WHAT YOU HAVE TO DO: Write out each line exactly as it stands, please.

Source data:
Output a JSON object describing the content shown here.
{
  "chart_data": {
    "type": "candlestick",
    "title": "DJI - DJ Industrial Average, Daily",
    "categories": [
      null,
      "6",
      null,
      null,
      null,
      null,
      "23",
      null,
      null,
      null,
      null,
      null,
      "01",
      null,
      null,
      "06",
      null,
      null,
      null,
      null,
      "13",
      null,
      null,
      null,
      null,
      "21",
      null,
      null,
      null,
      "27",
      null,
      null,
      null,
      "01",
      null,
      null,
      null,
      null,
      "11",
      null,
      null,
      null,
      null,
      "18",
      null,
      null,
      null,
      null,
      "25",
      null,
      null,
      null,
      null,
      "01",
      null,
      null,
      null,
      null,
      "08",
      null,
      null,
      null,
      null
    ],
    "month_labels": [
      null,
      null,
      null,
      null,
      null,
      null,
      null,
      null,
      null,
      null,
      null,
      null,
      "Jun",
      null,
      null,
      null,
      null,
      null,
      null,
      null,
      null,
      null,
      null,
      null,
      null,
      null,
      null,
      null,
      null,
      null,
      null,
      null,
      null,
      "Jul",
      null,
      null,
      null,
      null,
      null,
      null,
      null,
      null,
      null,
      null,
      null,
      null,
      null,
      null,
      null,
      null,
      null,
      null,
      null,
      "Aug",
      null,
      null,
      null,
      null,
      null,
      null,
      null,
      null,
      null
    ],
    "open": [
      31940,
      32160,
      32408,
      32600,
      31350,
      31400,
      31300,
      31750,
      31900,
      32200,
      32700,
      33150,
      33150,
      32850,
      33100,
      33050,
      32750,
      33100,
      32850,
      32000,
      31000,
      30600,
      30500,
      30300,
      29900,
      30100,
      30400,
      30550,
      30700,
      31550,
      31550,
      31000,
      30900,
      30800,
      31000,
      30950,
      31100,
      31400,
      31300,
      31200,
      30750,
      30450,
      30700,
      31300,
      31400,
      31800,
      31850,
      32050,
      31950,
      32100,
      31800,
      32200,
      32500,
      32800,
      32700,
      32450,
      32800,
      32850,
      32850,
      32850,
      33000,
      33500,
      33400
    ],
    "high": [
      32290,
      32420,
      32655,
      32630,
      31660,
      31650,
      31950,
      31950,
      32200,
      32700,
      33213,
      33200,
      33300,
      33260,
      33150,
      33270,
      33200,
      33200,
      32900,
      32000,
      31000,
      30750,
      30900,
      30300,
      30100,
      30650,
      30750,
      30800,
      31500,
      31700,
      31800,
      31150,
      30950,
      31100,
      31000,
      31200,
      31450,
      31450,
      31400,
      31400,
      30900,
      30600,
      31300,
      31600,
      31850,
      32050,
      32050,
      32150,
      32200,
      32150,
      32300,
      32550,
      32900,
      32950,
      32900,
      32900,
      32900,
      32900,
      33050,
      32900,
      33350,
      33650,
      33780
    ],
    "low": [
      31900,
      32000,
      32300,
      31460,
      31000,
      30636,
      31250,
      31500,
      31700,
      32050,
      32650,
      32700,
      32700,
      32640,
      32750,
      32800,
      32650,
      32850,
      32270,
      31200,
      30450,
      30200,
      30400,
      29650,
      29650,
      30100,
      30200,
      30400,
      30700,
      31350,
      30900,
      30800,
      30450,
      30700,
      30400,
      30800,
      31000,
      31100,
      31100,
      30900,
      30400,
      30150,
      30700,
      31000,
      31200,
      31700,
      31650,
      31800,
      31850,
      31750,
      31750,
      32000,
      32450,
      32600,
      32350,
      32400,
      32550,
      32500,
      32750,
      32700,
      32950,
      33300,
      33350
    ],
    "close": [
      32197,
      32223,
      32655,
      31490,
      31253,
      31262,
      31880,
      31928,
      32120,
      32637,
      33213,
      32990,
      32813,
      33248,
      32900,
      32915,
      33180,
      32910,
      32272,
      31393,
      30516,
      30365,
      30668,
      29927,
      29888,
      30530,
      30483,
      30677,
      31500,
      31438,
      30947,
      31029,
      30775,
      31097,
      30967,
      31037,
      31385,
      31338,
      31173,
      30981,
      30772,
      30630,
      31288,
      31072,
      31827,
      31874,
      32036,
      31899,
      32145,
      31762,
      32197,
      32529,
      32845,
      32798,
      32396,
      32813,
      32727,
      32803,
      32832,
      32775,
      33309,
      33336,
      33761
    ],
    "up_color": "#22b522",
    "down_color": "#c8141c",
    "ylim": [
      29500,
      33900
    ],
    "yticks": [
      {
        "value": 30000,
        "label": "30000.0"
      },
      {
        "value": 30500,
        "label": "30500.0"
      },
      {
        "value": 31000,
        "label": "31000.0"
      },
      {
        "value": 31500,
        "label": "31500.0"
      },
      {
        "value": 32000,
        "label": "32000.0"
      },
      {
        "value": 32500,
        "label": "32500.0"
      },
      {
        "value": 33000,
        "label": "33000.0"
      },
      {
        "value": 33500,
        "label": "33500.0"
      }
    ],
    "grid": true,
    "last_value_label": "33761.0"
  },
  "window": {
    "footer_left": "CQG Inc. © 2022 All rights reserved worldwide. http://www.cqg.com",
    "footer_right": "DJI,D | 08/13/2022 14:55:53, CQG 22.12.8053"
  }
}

ANSWER TO THE TASK:
Output a JSON object describing the content shown here.
{
  "chart_data": {
    "type": "candlestick",
    "title": "DJI - DJ Industrial Average, Daily",
    "categories": [
      null,
      "6",
      null,
      null,
      null,
      null,
      "23",
      null,
      null,
      null,
      null,
      null,
      "01",
      null,
      null,
      "06",
      null,
      null,
      null,
      null,
      "13",
      null,
      null,
      null,
      null,
      "21",
      null,
      null,
      null,
      "27",
      null,
      null,
      null,
      "01",
      null,
      null,
      null,
      null,
      "11",
      null,
      null,
      null,
      null,
      "18",
      null,
      null,
      null,
      null,
      "25",
      null,
      null,
      null,
      null,
      "01",
      null,
      null,
      null,
      null,
      "08",
      null,
      null,
      null,
      null
    ],
    "month_labels": [
      null,
      null,
      null,
      null,
      null,
      null,
      null,
      null,
      null,
      null,
      null,
      null,
      "Jun",
      null,
      null,
      null,
      null,
      null,
      null,
      null,
      null,
      null,
      null,
      null,
      null,
      null,
      null,
      null,
      null,
      null,
      null,
      null,
      null,
      "Jul",
      null,
      null,
      null,
      null,
      null,
      null,
      null,
      null,
      null,
      null,
      null,
      null,
      null,
      null,
      null,
      null,
      null,
      null,
      null,
      "Aug",
      null,
      null,
      null,
      null,
      null,
      null,
      null,
      null,
      null
    ],
    "open": [
      31940,
      32160,
      32408,
      32600,
      31350,
      31400,
      31300,
      31750,
      31900,
      32200,
      32700,
      33150,
      33150,
      32850,
      33100,
      33050,
      32750,
      33100,
      32850,
      32000,
      31000,
      30600,
      30500,
      30300,
      29900,
      30100,
      30400,
      30550,
      30700,
      31550,
      31550,
      31000,
      30900,
      30800,
      31000,
      30950,
      31100,
      31400,
      31300,
      31200,
      30750,
      30450,
      30700,
      31300,
      31400,
      31800,
      31850,
      32050,
      31950,
      32100,
      31800,
      32200,
      32500,
      32800,
      32700,
      32450,
      32800,
      32850,
      32850,
      32850,
      33000,
      33500,
      33400
    ],
    "high": [
      32290,
      32420,
      32655,
      32630,
      31660,
      31650,
      31950,
      31950,
      32200,
      32700,
      33213,
      33200,
      33300,
      33260,
      33150,
      33270,
      33200,
      33200,
      32900,
      32000,
      31000,
      30750,
      30900,
      30300,
      30100,
      30650,
      30750,
      30800,
      31500,
      31700,
      31800,
      31150,
      30950,
      31100,
      31000,
      31200,
      31450,
      31450,
      31400,
      31400,
      30900,
      30600,
      31300,
      31600,
      31850,
      32050,
      32050,
      32150,
      32200,
      32150,
      32300,
      32550,
      32900,
      32950,
      32900,
      32900,
      32900,
      32900,
      33050,
      32900,
      33350,
      33650,
      33780
    ],
    "low": [
      31900,
      32000,
      32300,
      31460,
      31000,
      30636,
      31250,
      31500,
      31700,
      32050,
      32650,
      32700,
      32700,
      32640,
      32750,
      32800,
      32650,
      32850,
      32270,
      31200,
      30450,
      30200,
      30400,
      29650,
      29650,
      30100,
      30200,
      30400,
      30700,
      31350,
      30900,
      30800,
      30450,
      30700,
      30400,
      30800,
      31000,
      31100,
      31100,
      30900,
      30400,
      30150,
      30700,
      31000,
      31200,
      31700,
      31650,
      31800,
      31850,
      31750,
      31750,
      32000,
      32450,
      32600,
      32350,
      32400,
      32550,
      32500,
      32750,
      32700,
      32950,
      33300,
      33350
    ],
    "close": [
      32197,
      32223,
      32655,
      31490,
      31253,
      31262,
      31880,
      31928,
      32120,
      32637,
      33213,
      32990,
      32813,
      33248,
      32900,
      32915,
      33180,
      32910,
      32272,
      31393,
      30516,
      30365,
      30668,
      29927,
      29888,
      30530,
      30483,
      30677,
      31500,
      31438,
      30947,
      31029,
      30775,
      31097,
      30967,
      31037,
      31385,
      31338,
      31173,
      30981,
      30772,
      30630,
      31288,
      31072,
      31827,
      31874,
      32036,
      31899,
      32145,
      31762,
      32197,
      32529,
      32845,
      32798,
      32396,
      32813,
      32727,
      32803,
      32832,
      32775,
      33309,
      33336,
      33761
    ],
    "up_color": "#22b522",
    "down_color": "#c8141c",
    "ylim": [
      29500,
      33900
    ],
    "yticks": [
      {
        "value": 30000,
        "label": "30000.0"
      },
      {
        "value": 30500,
        "label": "30500.0"
      },
      {
        "value": 31000,
        "label": "31000.0"
      },
      {
        "value": 31500,
        "label": "31500.0"
      },
      {
        "value": 32000,
        "label": "32000.0"
      },
      {
        "value": 32500,
        "label": "32500.0"
      },
      {
        "value": 33000,
        "label": "33000.0"
      },
      {
        "value": 33500,
        "label": "33500.0"
      }
    ],
    "grid": true,
    "last_value_label": "33761.0"
  },
  "window": {
    "footer_left": "CQG Inc. © 2022 All rights reserved worldwide. http://www.cqg.com",
    "footer_right": "DJI,D | 08/13/2022 14:55:53, CQG 22.12.8053"
  }
}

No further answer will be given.